START STORED ROWS
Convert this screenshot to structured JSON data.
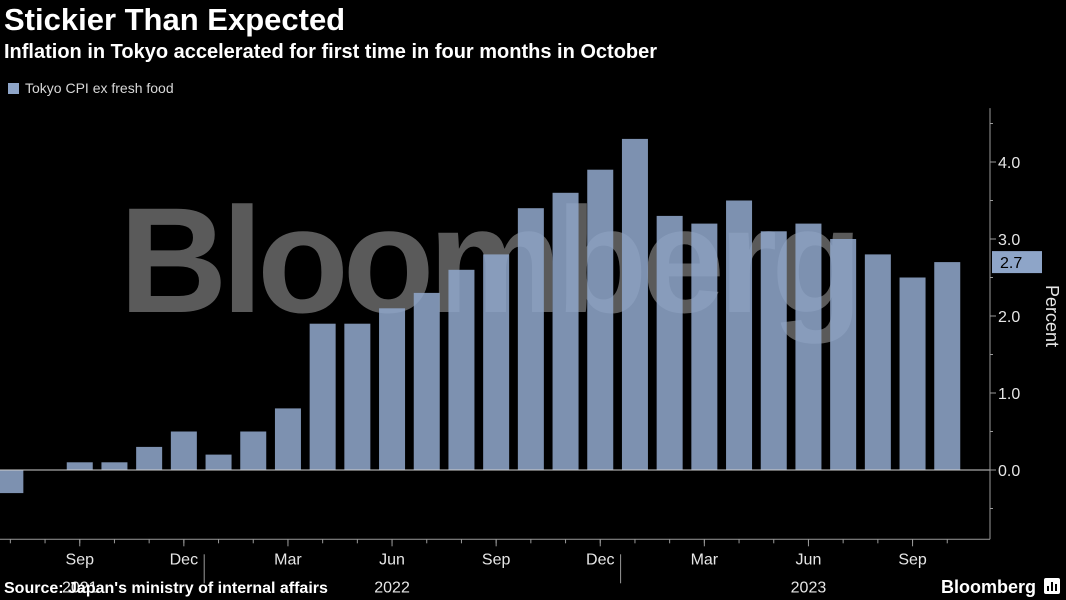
{
  "header": {
    "title": "Stickier Than Expected",
    "subtitle": "Inflation in Tokyo accelerated for first time in four months in October"
  },
  "legend": {
    "label": "Tokyo CPI ex fresh food"
  },
  "footer": {
    "source": "Source: Japan's ministry of internal affairs",
    "brand": "Bloomberg",
    "brand_icon": "bar-chart-icon"
  },
  "watermark": "Bloomberg",
  "colors": {
    "bar": "#8ea5c8",
    "background": "#000000",
    "axis": "#9a9a9a",
    "label_bg": "#8ea5c8"
  },
  "chart_data": {
    "type": "bar",
    "title": "Stickier Than Expected",
    "subtitle": "Inflation in Tokyo accelerated for first time in four months in October",
    "series": [
      {
        "name": "Tokyo CPI ex fresh food",
        "x": [
          "2021-07",
          "2021-08",
          "2021-09",
          "2021-10",
          "2021-11",
          "2021-12",
          "2022-01",
          "2022-02",
          "2022-03",
          "2022-04",
          "2022-05",
          "2022-06",
          "2022-07",
          "2022-08",
          "2022-09",
          "2022-10",
          "2022-11",
          "2022-12",
          "2023-01",
          "2023-02",
          "2023-03",
          "2023-04",
          "2023-05",
          "2023-06",
          "2023-07",
          "2023-08",
          "2023-09",
          "2023-10"
        ],
        "values": [
          -0.3,
          0.0,
          0.1,
          0.1,
          0.3,
          0.5,
          0.2,
          0.5,
          0.8,
          1.9,
          1.9,
          2.1,
          2.3,
          2.6,
          2.8,
          3.4,
          3.6,
          3.9,
          4.3,
          3.3,
          3.2,
          3.5,
          3.1,
          3.2,
          3.0,
          2.8,
          2.5,
          2.7
        ]
      }
    ],
    "ylabel": "Percent",
    "ylim": [
      -0.9,
      4.7
    ],
    "yticks": [
      "0.0",
      "1.0",
      "2.0",
      "3.0",
      "4.0"
    ],
    "ytick_values": [
      0,
      1,
      2,
      3,
      4
    ],
    "xtick_labels": [
      {
        "month": "2021-09",
        "label": "Sep"
      },
      {
        "month": "2021-12",
        "label": "Dec"
      },
      {
        "month": "2022-03",
        "label": "Mar"
      },
      {
        "month": "2022-06",
        "label": "Jun"
      },
      {
        "month": "2022-09",
        "label": "Sep"
      },
      {
        "month": "2022-12",
        "label": "Dec"
      },
      {
        "month": "2023-03",
        "label": "Mar"
      },
      {
        "month": "2023-06",
        "label": "Jun"
      },
      {
        "month": "2023-09",
        "label": "Sep"
      }
    ],
    "years": [
      {
        "month": "2021-09",
        "label": "2021"
      },
      {
        "month": "2022-06",
        "label": "2022"
      },
      {
        "month": "2023-06",
        "label": "2023"
      }
    ],
    "year_dividers": [
      "2021-12",
      "2022-12"
    ],
    "last_value_label": "2.7",
    "grid": false,
    "y_axis_side": "right",
    "legend_position": "top-left"
  }
}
END STORED ROWS
Return each line of the listing that holds the string "four".

OUTPUT OF THE EXERCISE:
    "subtitle": "Inflation in Tokyo accelerated for first time in four months in October"
    "subtitle": "Inflation in Tokyo accelerated for first time in four months in October",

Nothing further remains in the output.